Problem to solve: Reproduce all entries verbatim, with nothing added or dropped.

Materials provided:
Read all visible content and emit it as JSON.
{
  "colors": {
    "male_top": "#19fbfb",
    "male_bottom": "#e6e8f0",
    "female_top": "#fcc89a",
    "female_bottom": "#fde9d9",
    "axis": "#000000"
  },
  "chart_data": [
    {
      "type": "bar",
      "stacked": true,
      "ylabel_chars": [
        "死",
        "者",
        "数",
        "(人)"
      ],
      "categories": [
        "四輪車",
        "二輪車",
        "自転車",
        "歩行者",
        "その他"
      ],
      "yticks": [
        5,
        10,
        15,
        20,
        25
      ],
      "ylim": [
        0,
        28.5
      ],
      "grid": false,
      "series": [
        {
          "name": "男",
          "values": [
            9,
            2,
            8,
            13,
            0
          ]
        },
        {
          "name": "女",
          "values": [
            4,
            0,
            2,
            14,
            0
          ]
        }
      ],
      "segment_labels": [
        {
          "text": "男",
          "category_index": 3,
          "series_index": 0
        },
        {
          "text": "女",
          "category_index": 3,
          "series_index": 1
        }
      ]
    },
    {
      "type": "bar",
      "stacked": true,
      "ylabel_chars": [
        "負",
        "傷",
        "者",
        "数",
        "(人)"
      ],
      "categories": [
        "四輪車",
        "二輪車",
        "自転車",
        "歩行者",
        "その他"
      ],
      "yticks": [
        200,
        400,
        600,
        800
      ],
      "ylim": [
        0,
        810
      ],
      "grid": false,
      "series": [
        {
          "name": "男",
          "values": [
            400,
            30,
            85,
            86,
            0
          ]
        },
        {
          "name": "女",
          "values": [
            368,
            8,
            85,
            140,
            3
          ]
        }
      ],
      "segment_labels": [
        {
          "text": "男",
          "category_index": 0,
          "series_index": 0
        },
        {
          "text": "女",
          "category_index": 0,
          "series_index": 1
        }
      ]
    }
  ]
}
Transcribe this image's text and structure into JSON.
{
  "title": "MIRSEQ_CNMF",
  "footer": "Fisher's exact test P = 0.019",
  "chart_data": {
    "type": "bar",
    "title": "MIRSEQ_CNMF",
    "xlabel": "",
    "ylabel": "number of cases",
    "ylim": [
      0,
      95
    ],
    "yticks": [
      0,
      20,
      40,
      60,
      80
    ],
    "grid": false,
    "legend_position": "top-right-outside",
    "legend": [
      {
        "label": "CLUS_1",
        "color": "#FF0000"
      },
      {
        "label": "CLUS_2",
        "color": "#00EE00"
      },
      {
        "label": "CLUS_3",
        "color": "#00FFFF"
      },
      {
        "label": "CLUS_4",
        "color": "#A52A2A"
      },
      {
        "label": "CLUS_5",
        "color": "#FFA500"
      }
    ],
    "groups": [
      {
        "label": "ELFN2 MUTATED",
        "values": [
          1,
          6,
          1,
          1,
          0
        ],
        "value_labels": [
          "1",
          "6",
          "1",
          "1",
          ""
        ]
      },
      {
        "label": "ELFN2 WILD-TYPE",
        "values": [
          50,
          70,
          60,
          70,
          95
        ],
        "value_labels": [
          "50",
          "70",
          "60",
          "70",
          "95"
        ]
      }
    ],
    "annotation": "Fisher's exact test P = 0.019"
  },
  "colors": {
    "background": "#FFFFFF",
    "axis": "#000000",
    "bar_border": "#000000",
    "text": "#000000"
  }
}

Solution to the problem:
Read all visible content and emit it as JSON.
{
  "colors": {
    "male_top": "#19fbfb",
    "male_bottom": "#e6e8f0",
    "female_top": "#fcc89a",
    "female_bottom": "#fde9d9",
    "axis": "#000000"
  },
  "chart_data": [
    {
      "type": "bar",
      "stacked": true,
      "ylabel_chars": [
        "死",
        "者",
        "数",
        "(人)"
      ],
      "categories": [
        "四輪車",
        "二輪車",
        "自転車",
        "歩行者",
        "その他"
      ],
      "yticks": [
        5,
        10,
        15,
        20,
        25
      ],
      "ylim": [
        0,
        28.5
      ],
      "grid": false,
      "series": [
        {
          "name": "男",
          "values": [
            9,
            2,
            8,
            13,
            0
          ]
        },
        {
          "name": "女",
          "values": [
            4,
            0,
            2,
            14,
            0
          ]
        }
      ],
      "segment_labels": [
        {
          "text": "男",
          "category_index": 3,
          "series_index": 0
        },
        {
          "text": "女",
          "category_index": 3,
          "series_index": 1
        }
      ]
    },
    {
      "type": "bar",
      "stacked": true,
      "ylabel_chars": [
        "負",
        "傷",
        "者",
        "数",
        "(人)"
      ],
      "categories": [
        "四輪車",
        "二輪車",
        "自転車",
        "歩行者",
        "その他"
      ],
      "yticks": [
        200,
        400,
        600,
        800
      ],
      "ylim": [
        0,
        810
      ],
      "grid": false,
      "series": [
        {
          "name": "男",
          "values": [
            400,
            30,
            85,
            86,
            0
          ]
        },
        {
          "name": "女",
          "values": [
            368,
            8,
            85,
            140,
            3
          ]
        }
      ],
      "segment_labels": [
        {
          "text": "男",
          "category_index": 0,
          "series_index": 0
        },
        {
          "text": "女",
          "category_index": 0,
          "series_index": 1
        }
      ]
    }
  ]
}
Transcribe this image's text and structure into JSON.
{
  "title": "MIRSEQ_CNMF",
  "footer": "Fisher's exact test P = 0.019",
  "chart_data": {
    "type": "bar",
    "title": "MIRSEQ_CNMF",
    "xlabel": "",
    "ylabel": "number of cases",
    "ylim": [
      0,
      95
    ],
    "yticks": [
      0,
      20,
      40,
      60,
      80
    ],
    "grid": false,
    "legend_position": "top-right-outside",
    "legend": [
      {
        "label": "CLUS_1",
        "color": "#FF0000"
      },
      {
        "label": "CLUS_2",
        "color": "#00EE00"
      },
      {
        "label": "CLUS_3",
        "color": "#00FFFF"
      },
      {
        "label": "CLUS_4",
        "color": "#A52A2A"
      },
      {
        "label": "CLUS_5",
        "color": "#FFA500"
      }
    ],
    "groups": [
      {
        "label": "ELFN2 MUTATED",
        "values": [
          1,
          6,
          1,
          1,
          0
        ],
        "value_labels": [
          "1",
          "6",
          "1",
          "1",
          ""
        ]
      },
      {
        "label": "ELFN2 WILD-TYPE",
        "values": [
          50,
          70,
          60,
          70,
          95
        ],
        "value_labels": [
          "50",
          "70",
          "60",
          "70",
          "95"
        ]
      }
    ],
    "annotation": "Fisher's exact test P = 0.019"
  },
  "colors": {
    "background": "#FFFFFF",
    "axis": "#000000",
    "bar_border": "#000000",
    "text": "#000000"
  }
}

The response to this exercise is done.